- [Material for this exercise]:
========
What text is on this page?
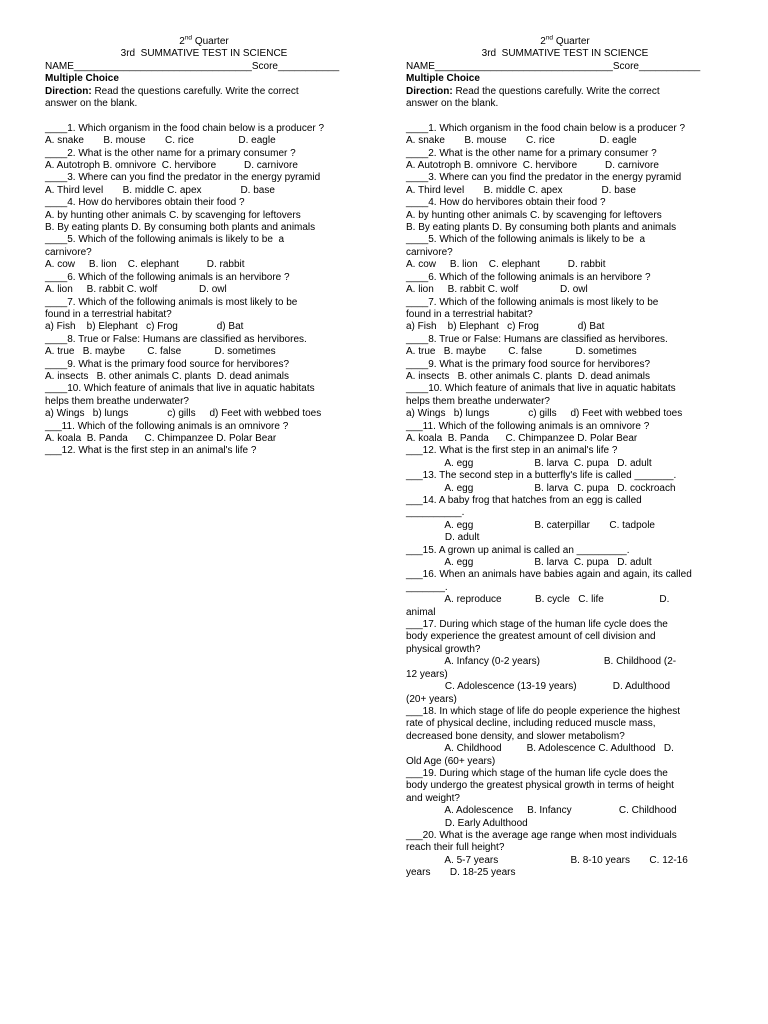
2nd Quarter
3rd  SUMMATIVE TEST IN SCIENCE
NAME________________________________Score___________
Multiple Choice
Direction: Read the questions carefully. Write the correct
answer on the blank.
____1. Which organism in the food chain below is a producer ?
A. snake       B. mouse       C. rice                D. eagle
____2. What is the other name for a primary consumer ?
A. Autotroph B. omnivore  C. hervibore          D. carnivore
____3. Where can you find the predator in the energy pyramid
A. Third level       B. middle C. apex              D. base
____4. How do hervibores obtain their food ?
A. by hunting other animals C. by scavenging for leftovers
B. By eating plants D. By consuming both plants and animals
____5. Which of the following animals is likely to be  a
carnivore?
A. cow     B. lion    C. elephant          D. rabbit
____6. Which of the following animals is an hervibore ?
A. lion     B. rabbit C. wolf               D. owl
____7. Which of the following animals is most likely to be
found in a terrestrial habitat?
a) Fish    b) Elephant   c) Frog              d) Bat
____8. True or False: Humans are classified as hervibores.
A. true   B. maybe        C. false            D. sometimes
____9. What is the primary food source for hervibores?
A. insects   B. other animals C. plants  D. dead animals
____10. Which feature of animals that live in aquatic habitats
helps them breathe underwater?
a) Wings   b) lungs              c) gills     d) Feet with webbed toes
___11. Which of the following animals is an omnivore ?
A. koala  B. Panda      C. Chimpanzee D. Polar Bear
___12. What is the first step in an animal's life ?
2nd Quarter
3rd  SUMMATIVE TEST IN SCIENCE
NAME________________________________Score___________
Multiple Choice
Direction: Read the questions carefully. Write the correct
answer on the blank.
____1. Which organism in the food chain below is a producer ?
A. snake       B. mouse       C. rice                D. eagle
____2. What is the other name for a primary consumer ?
A. Autotroph B. omnivore  C. hervibore          D. carnivore
____3. Where can you find the predator in the energy pyramid
A. Third level       B. middle C. apex              D. base
____4. How do hervibores obtain their food ?
A. by hunting other animals C. by scavenging for leftovers
B. By eating plants D. By consuming both plants and animals
____5. Which of the following animals is likely to be  a
carnivore?
A. cow     B. lion    C. elephant          D. rabbit
____6. Which of the following animals is an hervibore ?
A. lion     B. rabbit C. wolf               D. owl
____7. Which of the following animals is most likely to be
found in a terrestrial habitat?
a) Fish    b) Elephant   c) Frog              d) Bat
____8. True or False: Humans are classified as hervibores.
A. true   B. maybe        C. false            D. sometimes
____9. What is the primary food source for hervibores?
A. insects   B. other animals C. plants  D. dead animals
____10. Which feature of animals that live in aquatic habitats
helps them breathe underwater?
a) Wings   b) lungs              c) gills     d) Feet with webbed toes
___11. Which of the following animals is an omnivore ?
A. koala  B. Panda      C. Chimpanzee D. Polar Bear
___12. What is the first step in an animal's life ?
A. egg                      B. larva  C. pupa   D. adult
___13. The second step in a butterfly's life is called _______.
A. egg                      B. larva  C. pupa   D. cockroach
___14. A baby frog that hatches from an egg is called
__________.
A. egg                      B. caterpillar       C. tadpole
D. adult
___15. A grown up animal is called an _________.
A. egg                      B. larva  C. pupa   D. adult
___16. When an animals have babies again and again, its called
_______.
A. reproduce            B. cycle   C. life                    D.
animal
___17. During which stage of the human life cycle does the
body experience the greatest amount of cell division and
physical growth?
A. Infancy (0-2 years)                       B. Childhood (2-
12 years)
C. Adolescence (13-19 years)             D. Adulthood
(20+ years)
___18. In which stage of life do people experience the highest
rate of physical decline, including reduced muscle mass,
decreased bone density, and slower metabolism?
A. Childhood         B. Adolescence C. Adulthood   D.
Old Age (60+ years)
___19. During which stage of the human life cycle does the
body undergo the greatest physical growth in terms of height
and weight?
A. Adolescence     B. Infancy                 C. Childhood
D. Early Adulthood
___20. What is the average age range when most individuals
reach their full height?
A. 5-7 years                          B. 8-10 years       C. 12-16
years       D. 18-25 years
========
Reproduce all entries without any change, and omit the pictures.

What text is on this page?
2nd Quarter
3rd  SUMMATIVE TEST IN SCIENCE
NAME________________________________Score___________
Multiple Choice
Direction: Read the questions carefully. Write the correct
answer on the blank.
____1. Which organism in the food chain below is a producer ?
A. snake       B. mouse       C. rice                D. eagle
____2. What is the other name for a primary consumer ?
A. Autotroph B. omnivore  C. hervibore          D. carnivore
____3. Where can you find the predator in the energy pyramid
A. Third level       B. middle C. apex              D. base
____4. How do hervibores obtain their food ?
A. by hunting other animals C. by scavenging for leftovers
B. By eating plants D. By consuming both plants and animals
____5. Which of the following animals is likely to be  a
carnivore?
A. cow     B. lion    C. elephant          D. rabbit
____6. Which of the following animals is an hervibore ?
A. lion     B. rabbit C. wolf               D. owl
____7. Which of the following animals is most likely to be
found in a terrestrial habitat?
a) Fish    b) Elephant   c) Frog              d) Bat
____8. True or False: Humans are classified as hervibores.
A. true   B. maybe        C. false            D. sometimes
____9. What is the primary food source for hervibores?
A. insects   B. other animals C. plants  D. dead animals
____10. Which feature of animals that live in aquatic habitats
helps them breathe underwater?
a) Wings   b) lungs              c) gills     d) Feet with webbed toes
___11. Which of the following animals is an omnivore ?
A. koala  B. Panda      C. Chimpanzee D. Polar Bear
___12. What is the first step in an animal's life ?
2nd Quarter
3rd  SUMMATIVE TEST IN SCIENCE
NAME________________________________Score___________
Multiple Choice
Direction: Read the questions carefully. Write the correct
answer on the blank.
____1. Which organism in the food chain below is a producer ?
A. snake       B. mouse       C. rice                D. eagle
____2. What is the other name for a primary consumer ?
A. Autotroph B. omnivore  C. hervibore          D. carnivore
____3. Where can you find the predator in the energy pyramid
A. Third level       B. middle C. apex              D. base
____4. How do hervibores obtain their food ?
A. by hunting other animals C. by scavenging for leftovers
B. By eating plants D. By consuming both plants and animals
____5. Which of the following animals is likely to be  a
carnivore?
A. cow     B. lion    C. elephant          D. rabbit
____6. Which of the following animals is an hervibore ?
A. lion     B. rabbit C. wolf               D. owl
____7. Which of the following animals is most likely to be
found in a terrestrial habitat?
a) Fish    b) Elephant   c) Frog              d) Bat
____8. True or False: Humans are classified as hervibores.
A. true   B. maybe        C. false            D. sometimes
____9. What is the primary food source for hervibores?
A. insects   B. other animals C. plants  D. dead animals
____10. Which feature of animals that live in aquatic habitats
helps them breathe underwater?
a) Wings   b) lungs              c) gills     d) Feet with webbed toes
___11. Which of the following animals is an omnivore ?
A. koala  B. Panda      C. Chimpanzee D. Polar Bear
___12. What is the first step in an animal's life ?
A. egg                      B. larva  C. pupa   D. adult
___13. The second step in a butterfly's life is called _______.
A. egg                      B. larva  C. pupa   D. cockroach
___14. A baby frog that hatches from an egg is called
__________.
A. egg                      B. caterpillar       C. tadpole
D. adult
___15. A grown up animal is called an _________.
A. egg                      B. larva  C. pupa   D. adult
___16. When an animals have babies again and again, its called
_______.
A. reproduce            B. cycle   C. life                    D.
animal
___17. During which stage of the human life cycle does the
body experience the greatest amount of cell division and
physical growth?
A. Infancy (0-2 years)                       B. Childhood (2-
12 years)
C. Adolescence (13-19 years)             D. Adulthood
(20+ years)
___18. In which stage of life do people experience the highest
rate of physical decline, including reduced muscle mass,
decreased bone density, and slower metabolism?
A. Childhood         B. Adolescence C. Adulthood   D.
Old Age (60+ years)
___19. During which stage of the human life cycle does the
body undergo the greatest physical growth in terms of height
and weight?
A. Adolescence     B. Infancy                 C. Childhood
D. Early Adulthood
___20. What is the average age range when most individuals
reach their full height?
A. 5-7 years                          B. 8-10 years       C. 12-16
years       D. 18-25 years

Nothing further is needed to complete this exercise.